Repeat every record below exactly, but leave out any pictures.

Records from a data collection:
***

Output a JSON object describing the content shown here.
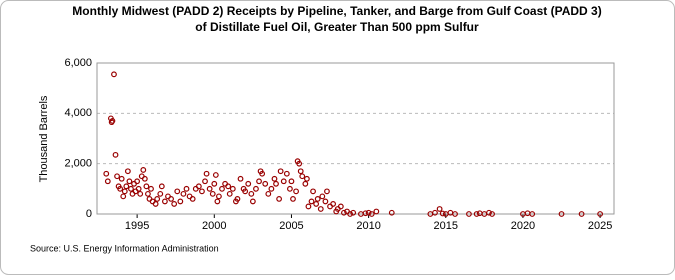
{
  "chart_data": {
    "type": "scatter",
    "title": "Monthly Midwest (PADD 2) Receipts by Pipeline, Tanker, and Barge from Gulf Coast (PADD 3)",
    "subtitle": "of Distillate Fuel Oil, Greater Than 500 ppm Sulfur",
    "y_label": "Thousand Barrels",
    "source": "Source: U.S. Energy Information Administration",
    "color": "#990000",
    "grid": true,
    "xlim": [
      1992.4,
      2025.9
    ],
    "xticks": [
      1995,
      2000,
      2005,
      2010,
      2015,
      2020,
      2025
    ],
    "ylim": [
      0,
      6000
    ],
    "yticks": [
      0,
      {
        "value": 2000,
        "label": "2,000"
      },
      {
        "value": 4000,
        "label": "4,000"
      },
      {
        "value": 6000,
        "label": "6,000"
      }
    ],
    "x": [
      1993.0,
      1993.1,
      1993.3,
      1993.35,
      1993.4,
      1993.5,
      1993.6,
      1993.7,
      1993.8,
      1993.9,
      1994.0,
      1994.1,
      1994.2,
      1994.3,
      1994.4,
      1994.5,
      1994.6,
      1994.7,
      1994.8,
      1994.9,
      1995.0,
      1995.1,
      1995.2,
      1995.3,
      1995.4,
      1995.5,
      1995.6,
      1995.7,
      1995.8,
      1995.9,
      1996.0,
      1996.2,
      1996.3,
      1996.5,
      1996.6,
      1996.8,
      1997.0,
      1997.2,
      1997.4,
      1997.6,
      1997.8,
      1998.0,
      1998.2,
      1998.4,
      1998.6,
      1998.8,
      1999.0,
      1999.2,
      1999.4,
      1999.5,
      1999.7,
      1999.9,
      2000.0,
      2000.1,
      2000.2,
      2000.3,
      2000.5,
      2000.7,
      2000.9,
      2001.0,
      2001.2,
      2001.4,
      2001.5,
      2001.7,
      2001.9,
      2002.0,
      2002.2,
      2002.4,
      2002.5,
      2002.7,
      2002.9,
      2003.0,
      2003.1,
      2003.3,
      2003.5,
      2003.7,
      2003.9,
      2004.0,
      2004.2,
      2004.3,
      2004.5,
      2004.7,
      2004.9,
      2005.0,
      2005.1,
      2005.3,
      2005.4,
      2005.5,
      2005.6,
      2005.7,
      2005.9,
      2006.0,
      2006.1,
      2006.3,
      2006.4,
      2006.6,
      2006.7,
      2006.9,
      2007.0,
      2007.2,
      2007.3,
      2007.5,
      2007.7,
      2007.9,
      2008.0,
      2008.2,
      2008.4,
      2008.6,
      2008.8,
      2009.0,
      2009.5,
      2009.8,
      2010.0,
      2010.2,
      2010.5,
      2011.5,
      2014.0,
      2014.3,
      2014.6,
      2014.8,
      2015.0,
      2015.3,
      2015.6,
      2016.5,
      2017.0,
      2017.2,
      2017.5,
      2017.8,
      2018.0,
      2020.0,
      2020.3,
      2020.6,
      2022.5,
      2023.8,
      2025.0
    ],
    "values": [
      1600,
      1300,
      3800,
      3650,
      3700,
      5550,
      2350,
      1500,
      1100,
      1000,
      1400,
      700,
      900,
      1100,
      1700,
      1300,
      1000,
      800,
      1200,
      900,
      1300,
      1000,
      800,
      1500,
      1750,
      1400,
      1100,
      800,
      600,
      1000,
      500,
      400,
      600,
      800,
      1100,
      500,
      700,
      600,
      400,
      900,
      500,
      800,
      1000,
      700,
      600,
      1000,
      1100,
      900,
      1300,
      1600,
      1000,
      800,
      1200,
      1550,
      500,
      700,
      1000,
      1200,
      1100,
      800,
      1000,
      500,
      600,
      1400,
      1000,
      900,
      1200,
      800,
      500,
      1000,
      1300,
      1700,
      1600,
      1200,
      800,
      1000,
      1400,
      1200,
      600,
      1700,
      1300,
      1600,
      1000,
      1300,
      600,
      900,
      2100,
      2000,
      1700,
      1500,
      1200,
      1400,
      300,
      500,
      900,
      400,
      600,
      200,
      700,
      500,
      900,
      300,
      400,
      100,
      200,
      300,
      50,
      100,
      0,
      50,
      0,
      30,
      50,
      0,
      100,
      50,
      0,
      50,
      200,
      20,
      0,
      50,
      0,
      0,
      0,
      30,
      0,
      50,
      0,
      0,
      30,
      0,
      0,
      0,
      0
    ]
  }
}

***

EXERCISE RESPONSE:
Output a JSON object describing the content shown here.
{
  "chart_data": {
    "type": "scatter",
    "title": "Monthly Midwest (PADD 2) Receipts by Pipeline, Tanker, and Barge from Gulf Coast (PADD 3)",
    "subtitle": "of Distillate Fuel Oil, Greater Than 500 ppm Sulfur",
    "y_label": "Thousand Barrels",
    "source": "Source: U.S. Energy Information Administration",
    "color": "#990000",
    "grid": true,
    "xlim": [
      1992.4,
      2025.9
    ],
    "xticks": [
      1995,
      2000,
      2005,
      2010,
      2015,
      2020,
      2025
    ],
    "ylim": [
      0,
      6000
    ],
    "yticks": [
      0,
      {
        "value": 2000,
        "label": "2,000"
      },
      {
        "value": 4000,
        "label": "4,000"
      },
      {
        "value": 6000,
        "label": "6,000"
      }
    ],
    "x": [
      1993.0,
      1993.1,
      1993.3,
      1993.35,
      1993.4,
      1993.5,
      1993.6,
      1993.7,
      1993.8,
      1993.9,
      1994.0,
      1994.1,
      1994.2,
      1994.3,
      1994.4,
      1994.5,
      1994.6,
      1994.7,
      1994.8,
      1994.9,
      1995.0,
      1995.1,
      1995.2,
      1995.3,
      1995.4,
      1995.5,
      1995.6,
      1995.7,
      1995.8,
      1995.9,
      1996.0,
      1996.2,
      1996.3,
      1996.5,
      1996.6,
      1996.8,
      1997.0,
      1997.2,
      1997.4,
      1997.6,
      1997.8,
      1998.0,
      1998.2,
      1998.4,
      1998.6,
      1998.8,
      1999.0,
      1999.2,
      1999.4,
      1999.5,
      1999.7,
      1999.9,
      2000.0,
      2000.1,
      2000.2,
      2000.3,
      2000.5,
      2000.7,
      2000.9,
      2001.0,
      2001.2,
      2001.4,
      2001.5,
      2001.7,
      2001.9,
      2002.0,
      2002.2,
      2002.4,
      2002.5,
      2002.7,
      2002.9,
      2003.0,
      2003.1,
      2003.3,
      2003.5,
      2003.7,
      2003.9,
      2004.0,
      2004.2,
      2004.3,
      2004.5,
      2004.7,
      2004.9,
      2005.0,
      2005.1,
      2005.3,
      2005.4,
      2005.5,
      2005.6,
      2005.7,
      2005.9,
      2006.0,
      2006.1,
      2006.3,
      2006.4,
      2006.6,
      2006.7,
      2006.9,
      2007.0,
      2007.2,
      2007.3,
      2007.5,
      2007.7,
      2007.9,
      2008.0,
      2008.2,
      2008.4,
      2008.6,
      2008.8,
      2009.0,
      2009.5,
      2009.8,
      2010.0,
      2010.2,
      2010.5,
      2011.5,
      2014.0,
      2014.3,
      2014.6,
      2014.8,
      2015.0,
      2015.3,
      2015.6,
      2016.5,
      2017.0,
      2017.2,
      2017.5,
      2017.8,
      2018.0,
      2020.0,
      2020.3,
      2020.6,
      2022.5,
      2023.8,
      2025.0
    ],
    "values": [
      1600,
      1300,
      3800,
      3650,
      3700,
      5550,
      2350,
      1500,
      1100,
      1000,
      1400,
      700,
      900,
      1100,
      1700,
      1300,
      1000,
      800,
      1200,
      900,
      1300,
      1000,
      800,
      1500,
      1750,
      1400,
      1100,
      800,
      600,
      1000,
      500,
      400,
      600,
      800,
      1100,
      500,
      700,
      600,
      400,
      900,
      500,
      800,
      1000,
      700,
      600,
      1000,
      1100,
      900,
      1300,
      1600,
      1000,
      800,
      1200,
      1550,
      500,
      700,
      1000,
      1200,
      1100,
      800,
      1000,
      500,
      600,
      1400,
      1000,
      900,
      1200,
      800,
      500,
      1000,
      1300,
      1700,
      1600,
      1200,
      800,
      1000,
      1400,
      1200,
      600,
      1700,
      1300,
      1600,
      1000,
      1300,
      600,
      900,
      2100,
      2000,
      1700,
      1500,
      1200,
      1400,
      300,
      500,
      900,
      400,
      600,
      200,
      700,
      500,
      900,
      300,
      400,
      100,
      200,
      300,
      50,
      100,
      0,
      50,
      0,
      30,
      50,
      0,
      100,
      50,
      0,
      50,
      200,
      20,
      0,
      50,
      0,
      0,
      0,
      30,
      0,
      50,
      0,
      0,
      30,
      0,
      0,
      0,
      0
    ]
  }
}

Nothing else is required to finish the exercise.